[start of RECORDS PROVIDED]

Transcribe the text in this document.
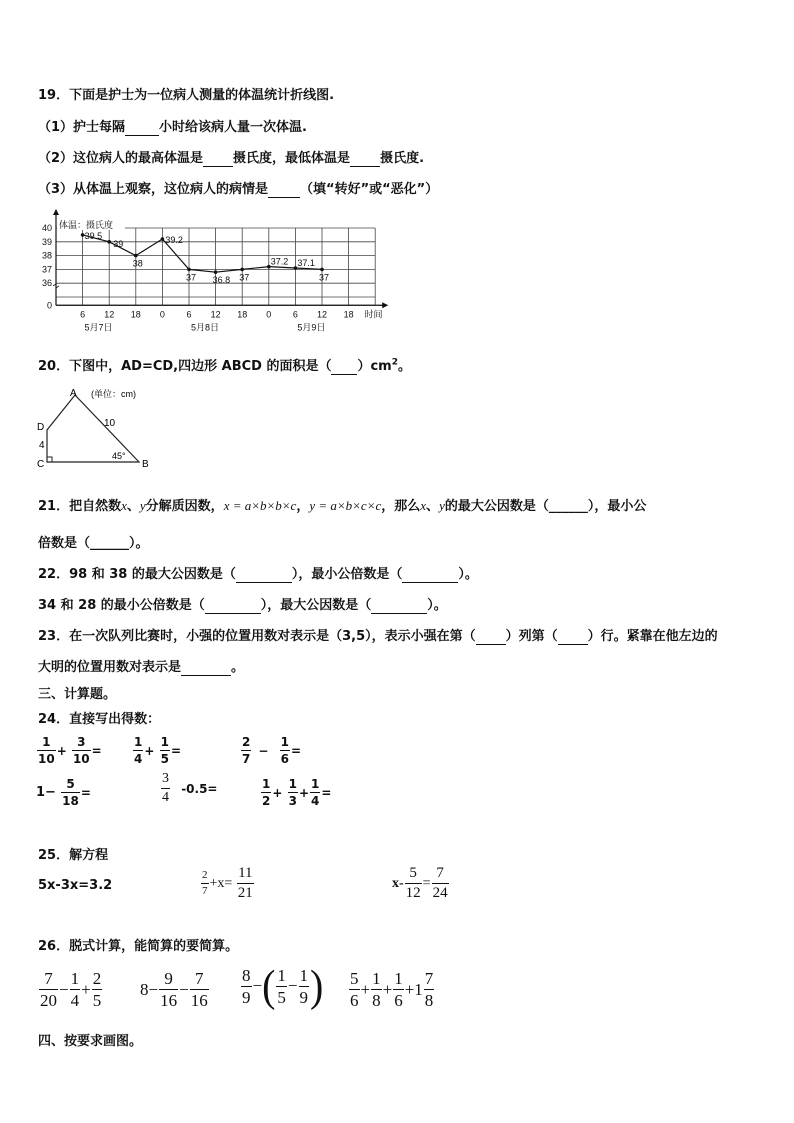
19．下面是护士为一位病人测量的体温统计折线图.
（1）护士每隔	小时给该病人量一次体温.
（2）这位病人的最高体温是 摄氏度，最低体温是 摄氏度.
（3）从体温上观察，这位病人的病情是 （填“转好”或“恶化”）
0
36
37
38
39
40 体温：摄氏度
6 12 18 0 6 12 18 0 6 12 18 时间
5月7日	5月8日	5月9日
39.5
39
38
39.2
37 36.8 37
37.2 37.1
37
20．下图中，AD=CD,四边形 ABCD 的面积是（ ）$cm^2$。
A
B
C
D	10
4
45°
(单位：cm)
21．把自然数x、y分解质因数，x = a×b×b×c，y = a×b×c×c，那么x、y的最大公因数是（______），最小公
倍数是（______）。
22．98 和 38 的最大公因数是（	），最小公倍数是（	）。
34 和 28 的最小公倍数是（	），最大公因数是（	）。
23．在一次队列比赛时，小强的位置用数对表示是（3,5），表示小强在第（ ）列第（ ）行。紧靠在他左边的
大明的位置用数对表示是	。
三、计算题。
24．直接写出得数：
$\frac{1}{10} + \frac{3}{10}$ =	$\frac{1}{4} + \frac{1}{5}$ =	$\frac{2}{7} - \frac{1}{6}$ =
$1- \frac{5}{18}$ =	$\frac{3}{4} -0.5=$	$\frac{1}{2} + \frac{1}{3} + \frac{1}{4}$ =
25．解方程
5x-3x=3.2	$\frac{2}{7} +x= \frac{11}{21}$	$x- \frac{5}{12} = \frac{7}{24}$
26．脱式计算，能简算的要简算。
$\frac{7}{20} - \frac{1}{4} + \frac{2}{5} 8- \frac{9}{16} - \frac{7}{16} \frac{8}{9}$ −( $\frac{1}{5} - \frac{1}{9}$ ) $\frac{5}{6} + \frac{1}{8} + \frac{1}{6} +1 \frac{7}{8}$
四、按要求画图。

[end of RECORDS PROVIDED]

WHAT TO WORK ON
Copy every record above exactly, leaving out any pictures.

REPLY TO THE EXERCISE
Transcribe the text in this document.
19．下面是护士为一位病人测量的体温统计折线图.
（1）护士每隔	小时给该病人量一次体温.
（2）这位病人的最高体温是 摄氏度，最低体温是 摄氏度.
（3）从体温上观察，这位病人的病情是 （填“转好”或“恶化”）
0
36
37
38
39
40 体温：摄氏度
6 12 18 0 6 12 18 0 6 12 18 时间
5月7日	5月8日	5月9日
39.5
39
38
39.2
37 36.8 37
37.2 37.1
37
20．下图中，AD=CD,四边形 ABCD 的面积是（ ）$cm^2$。
A
B
C
D	10
4
45°
(单位：cm)
21．把自然数x、y分解质因数，x = a×b×b×c，y = a×b×c×c，那么x、y的最大公因数是（______），最小公
倍数是（______）。
22．98 和 38 的最大公因数是（	），最小公倍数是（	）。
34 和 28 的最小公倍数是（	），最大公因数是（	）。
23．在一次队列比赛时，小强的位置用数对表示是（3,5），表示小强在第（ ）列第（ ）行。紧靠在他左边的
大明的位置用数对表示是	。
三、计算题。
24．直接写出得数：
$\frac{1}{10} + \frac{3}{10}$ =	$\frac{1}{4} + \frac{1}{5}$ =	$\frac{2}{7} - \frac{1}{6}$ =
$1- \frac{5}{18}$ =	$\frac{3}{4} -0.5=$	$\frac{1}{2} + \frac{1}{3} + \frac{1}{4}$ =
25．解方程
5x-3x=3.2	$\frac{2}{7} +x= \frac{11}{21}$	$x- \frac{5}{12} = \frac{7}{24}$
26．脱式计算，能简算的要简算。
$\frac{7}{20} - \frac{1}{4} + \frac{2}{5} 8- \frac{9}{16} - \frac{7}{16} \frac{8}{9}$ −( $\frac{1}{5} - \frac{1}{9}$ ) $\frac{5}{6} + \frac{1}{8} + \frac{1}{6} +1 \frac{7}{8}$
四、按要求画图。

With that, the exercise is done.